• _Problem requirements_:
What is needed is an exact copy of every entry below, minus the images.
** Data to use follows **
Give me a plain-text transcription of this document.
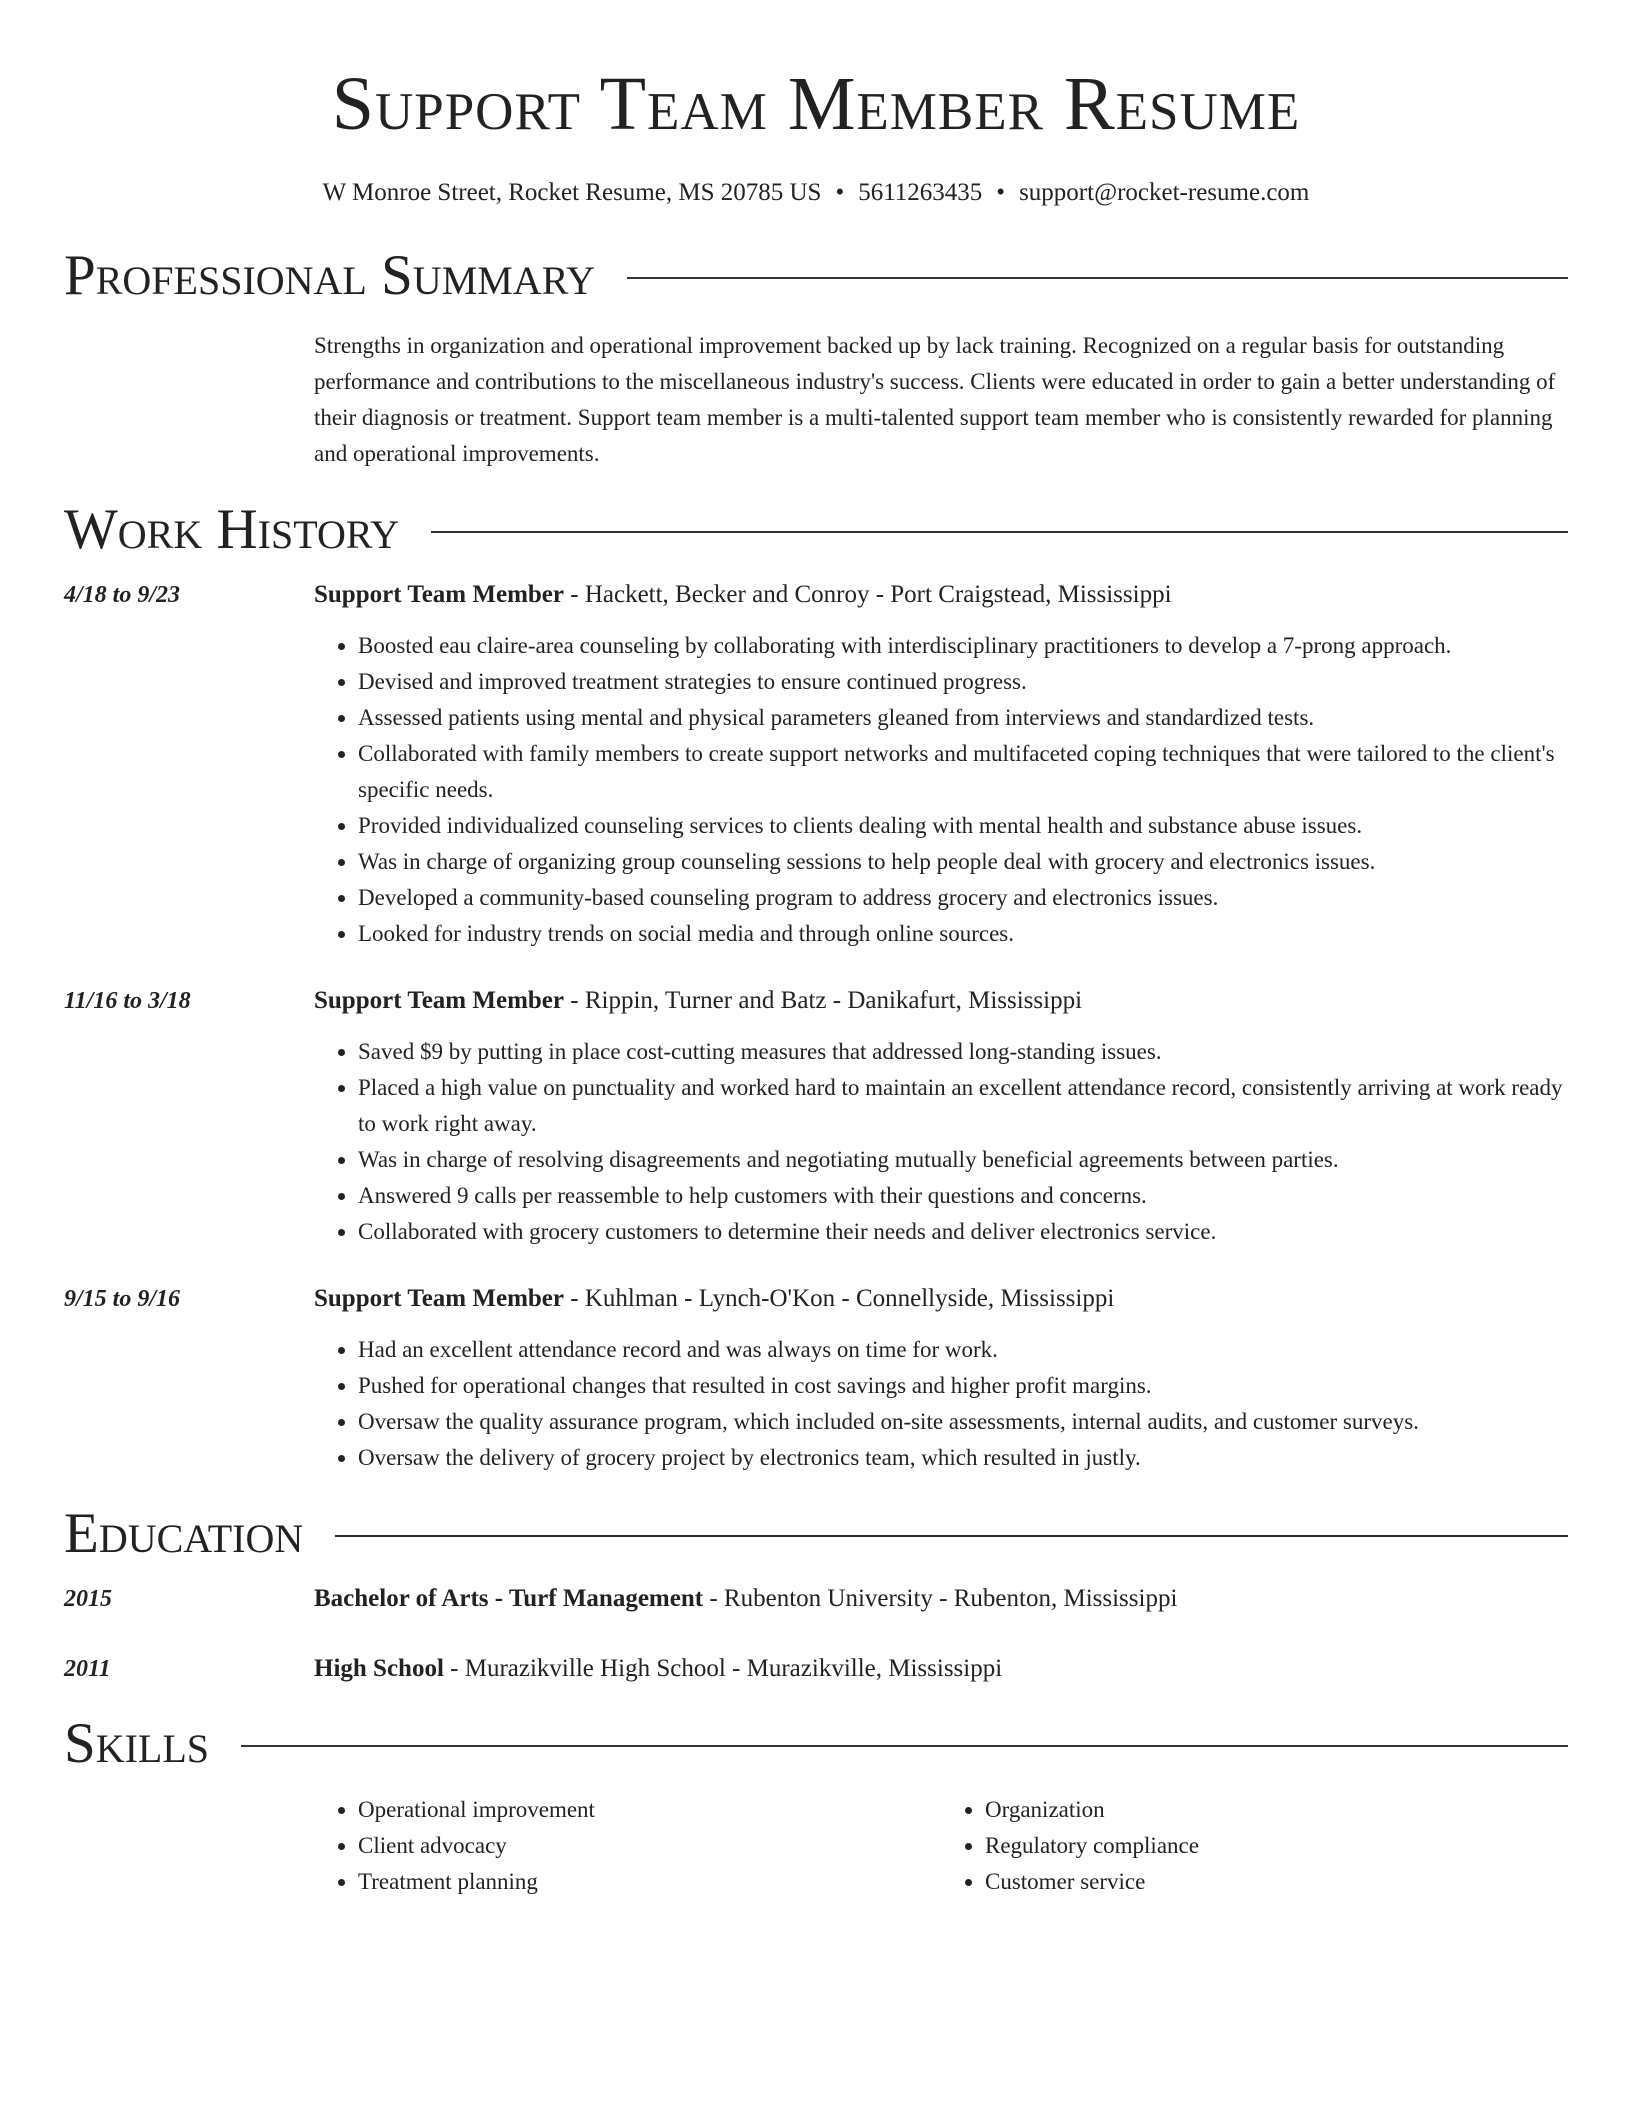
Support Team Member Resume
W Monroe Street, Rocket Resume, MS 20785 US • 5611263435 • support@rocket-resume.com
Professional Summary
Strengths in organization and operational improvement backed up by lack training. Recognized on a regular basis for outstanding performance and contributions to the miscellaneous industry's success. Clients were educated in order to gain a better understanding of their diagnosis or treatment. Support team member is a multi-talented support team member who is consistently rewarded for planning and operational improvements.
Work History
4/18 to 9/23	Support Team Member - Hackett, Becker and Conroy - Port Craigstead, Mississippi
• Boosted eau claire-area counseling by collaborating with interdisciplinary practitioners to develop a 7-prong approach.
• Devised and improved treatment strategies to ensure continued progress.
• Assessed patients using mental and physical parameters gleaned from interviews and standardized tests.
• Collaborated with family members to create support networks and multifaceted coping techniques that were tailored to the client's specific needs.
• Provided individualized counseling services to clients dealing with mental health and substance abuse issues.
• Was in charge of organizing group counseling sessions to help people deal with grocery and electronics issues.
• Developed a community-based counseling program to address grocery and electronics issues.
• Looked for industry trends on social media and through online sources.
11/16 to 3/18	Support Team Member - Rippin, Turner and Batz - Danikafurt, Mississippi
• Saved $9 by putting in place cost-cutting measures that addressed long-standing issues.
• Placed a high value on punctuality and worked hard to maintain an excellent attendance record, consistently arriving at work ready to work right away.
• Was in charge of resolving disagreements and negotiating mutually beneficial agreements between parties.
• Answered 9 calls per reassemble to help customers with their questions and concerns.
• Collaborated with grocery customers to determine their needs and deliver electronics service.
9/15 to 9/16	Support Team Member - Kuhlman - Lynch-O'Kon - Connellyside, Mississippi
• Had an excellent attendance record and was always on time for work.
• Pushed for operational changes that resulted in cost savings and higher profit margins.
• Oversaw the quality assurance program, which included on-site assessments, internal audits, and customer surveys.
• Oversaw the delivery of grocery project by electronics team, which resulted in justly.
Education
2015	Bachelor of Arts - Turf Management - Rubenton University - Rubenton, Mississippi
2011	High School - Murazikville High School - Murazikville, Mississippi
Skills
• Operational improvement
• Client advocacy
• Treatment planning
• Organization
• Regulatory compliance
• Customer service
** End of Data to use **
• _Answer for the task_:
Give me a plain-text transcription of this document.
Support Team Member Resume
W Monroe Street, Rocket Resume, MS 20785 US • 5611263435 • support@rocket-resume.com
Professional Summary
Strengths in organization and operational improvement backed up by lack training. Recognized on a regular basis for outstanding performance and contributions to the miscellaneous industry's success. Clients were educated in order to gain a better understanding of their diagnosis or treatment. Support team member is a multi-talented support team member who is consistently rewarded for planning and operational improvements.
Work History
4/18 to 9/23	Support Team Member - Hackett, Becker and Conroy - Port Craigstead, Mississippi
• Boosted eau claire-area counseling by collaborating with interdisciplinary practitioners to develop a 7-prong approach.
• Devised and improved treatment strategies to ensure continued progress.
• Assessed patients using mental and physical parameters gleaned from interviews and standardized tests.
• Collaborated with family members to create support networks and multifaceted coping techniques that were tailored to the client's specific needs.
• Provided individualized counseling services to clients dealing with mental health and substance abuse issues.
• Was in charge of organizing group counseling sessions to help people deal with grocery and electronics issues.
• Developed a community-based counseling program to address grocery and electronics issues.
• Looked for industry trends on social media and through online sources.
11/16 to 3/18	Support Team Member - Rippin, Turner and Batz - Danikafurt, Mississippi
• Saved $9 by putting in place cost-cutting measures that addressed long-standing issues.
• Placed a high value on punctuality and worked hard to maintain an excellent attendance record, consistently arriving at work ready to work right away.
• Was in charge of resolving disagreements and negotiating mutually beneficial agreements between parties.
• Answered 9 calls per reassemble to help customers with their questions and concerns.
• Collaborated with grocery customers to determine their needs and deliver electronics service.
9/15 to 9/16	Support Team Member - Kuhlman - Lynch-O'Kon - Connellyside, Mississippi
• Had an excellent attendance record and was always on time for work.
• Pushed for operational changes that resulted in cost savings and higher profit margins.
• Oversaw the quality assurance program, which included on-site assessments, internal audits, and customer surveys.
• Oversaw the delivery of grocery project by electronics team, which resulted in justly.
Education
2015	Bachelor of Arts - Turf Management - Rubenton University - Rubenton, Mississippi
2011	High School - Murazikville High School - Murazikville, Mississippi
Skills
• Operational improvement
• Client advocacy
• Treatment planning
• Organization
• Regulatory compliance
• Customer service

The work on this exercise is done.